• **Dataset entries**
= = = = = = =
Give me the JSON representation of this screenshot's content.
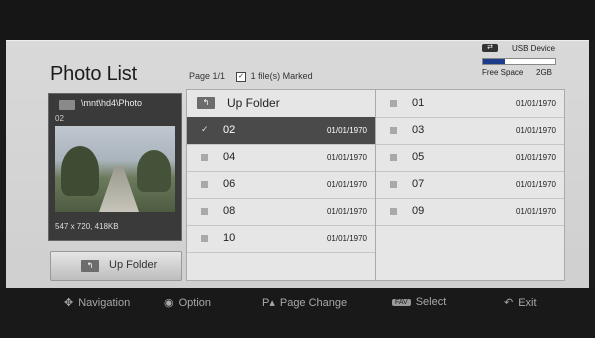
{
  "header": {
    "title": "Photo List",
    "page_label": "Page",
    "page_value": "1/1",
    "marked": "1 file(s) Marked"
  },
  "device": {
    "icon": "usb-icon",
    "label": "USB Device",
    "free_space_label": "Free Space",
    "free_space_value": "2GB",
    "usage_fraction": 0.3
  },
  "preview": {
    "path": "\\mnt\\hd4\\Photo",
    "file_name": "02",
    "resolution": "547 x 720, 418KB"
  },
  "up_folder_button": {
    "label": "Up Folder"
  },
  "file_list": {
    "up_folder_label": "Up Folder",
    "left_column": [
      {
        "name": "02",
        "date": "01/01/1970",
        "selected": true,
        "marked": true
      },
      {
        "name": "04",
        "date": "01/01/1970"
      },
      {
        "name": "06",
        "date": "01/01/1970"
      },
      {
        "name": "08",
        "date": "01/01/1970"
      },
      {
        "name": "10",
        "date": "01/01/1970"
      }
    ],
    "right_column": [
      {
        "name": "01",
        "date": "01/01/1970"
      },
      {
        "name": "03",
        "date": "01/01/1970"
      },
      {
        "name": "05",
        "date": "01/01/1970"
      },
      {
        "name": "07",
        "date": "01/01/1970"
      },
      {
        "name": "09",
        "date": "01/01/1970"
      }
    ]
  },
  "bottom_nav": {
    "navigation": "Navigation",
    "option": "Option",
    "page_change": "Page Change",
    "fav_badge": "FAV",
    "select": "Select",
    "exit": "Exit"
  }
}
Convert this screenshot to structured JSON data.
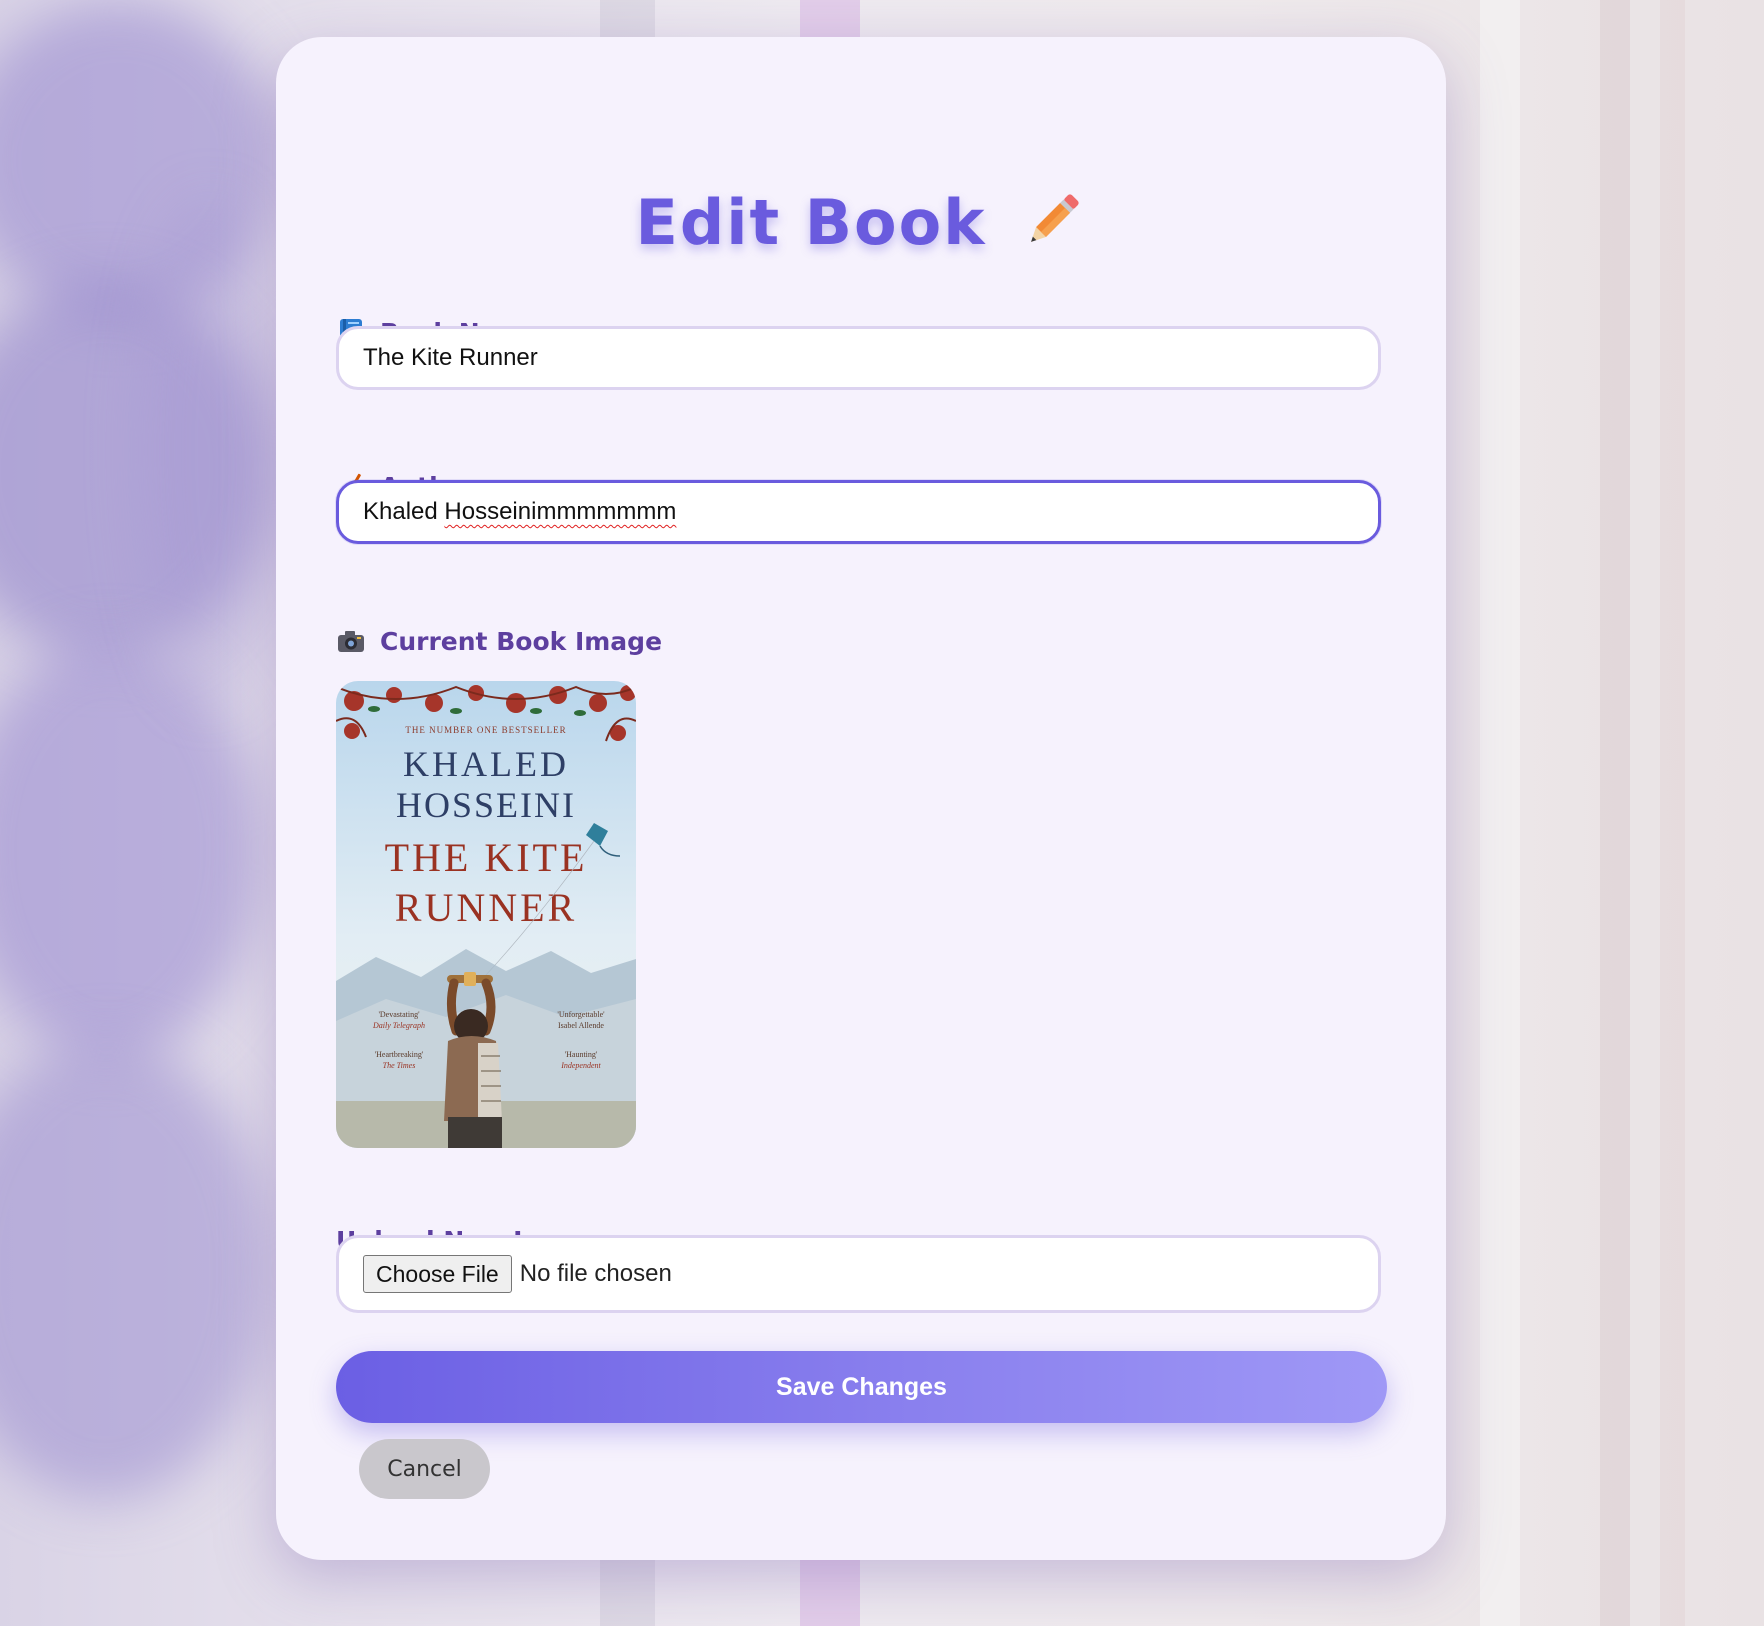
= = = = = = =
• **Written instruction**
What you return should match the records above word for word, minus the pictures.

• **Finished task**
Give me the JSON representation of this screenshot's content.
{
  "header": {
    "title": "Photo List",
    "page_label": "Page",
    "page_value": "1/1",
    "marked": "1 file(s) Marked"
  },
  "device": {
    "icon": "usb-icon",
    "label": "USB Device",
    "free_space_label": "Free Space",
    "free_space_value": "2GB",
    "usage_fraction": 0.3
  },
  "preview": {
    "path": "\\mnt\\hd4\\Photo",
    "file_name": "02",
    "resolution": "547 x 720, 418KB"
  },
  "up_folder_button": {
    "label": "Up Folder"
  },
  "file_list": {
    "up_folder_label": "Up Folder",
    "left_column": [
      {
        "name": "02",
        "date": "01/01/1970",
        "selected": true,
        "marked": true
      },
      {
        "name": "04",
        "date": "01/01/1970"
      },
      {
        "name": "06",
        "date": "01/01/1970"
      },
      {
        "name": "08",
        "date": "01/01/1970"
      },
      {
        "name": "10",
        "date": "01/01/1970"
      }
    ],
    "right_column": [
      {
        "name": "01",
        "date": "01/01/1970"
      },
      {
        "name": "03",
        "date": "01/01/1970"
      },
      {
        "name": "05",
        "date": "01/01/1970"
      },
      {
        "name": "07",
        "date": "01/01/1970"
      },
      {
        "name": "09",
        "date": "01/01/1970"
      }
    ]
  },
  "bottom_nav": {
    "navigation": "Navigation",
    "option": "Option",
    "page_change": "Page Change",
    "fav_badge": "FAV",
    "select": "Select",
    "exit": "Exit"
  }
}
Convert this screenshot to structured JSON data.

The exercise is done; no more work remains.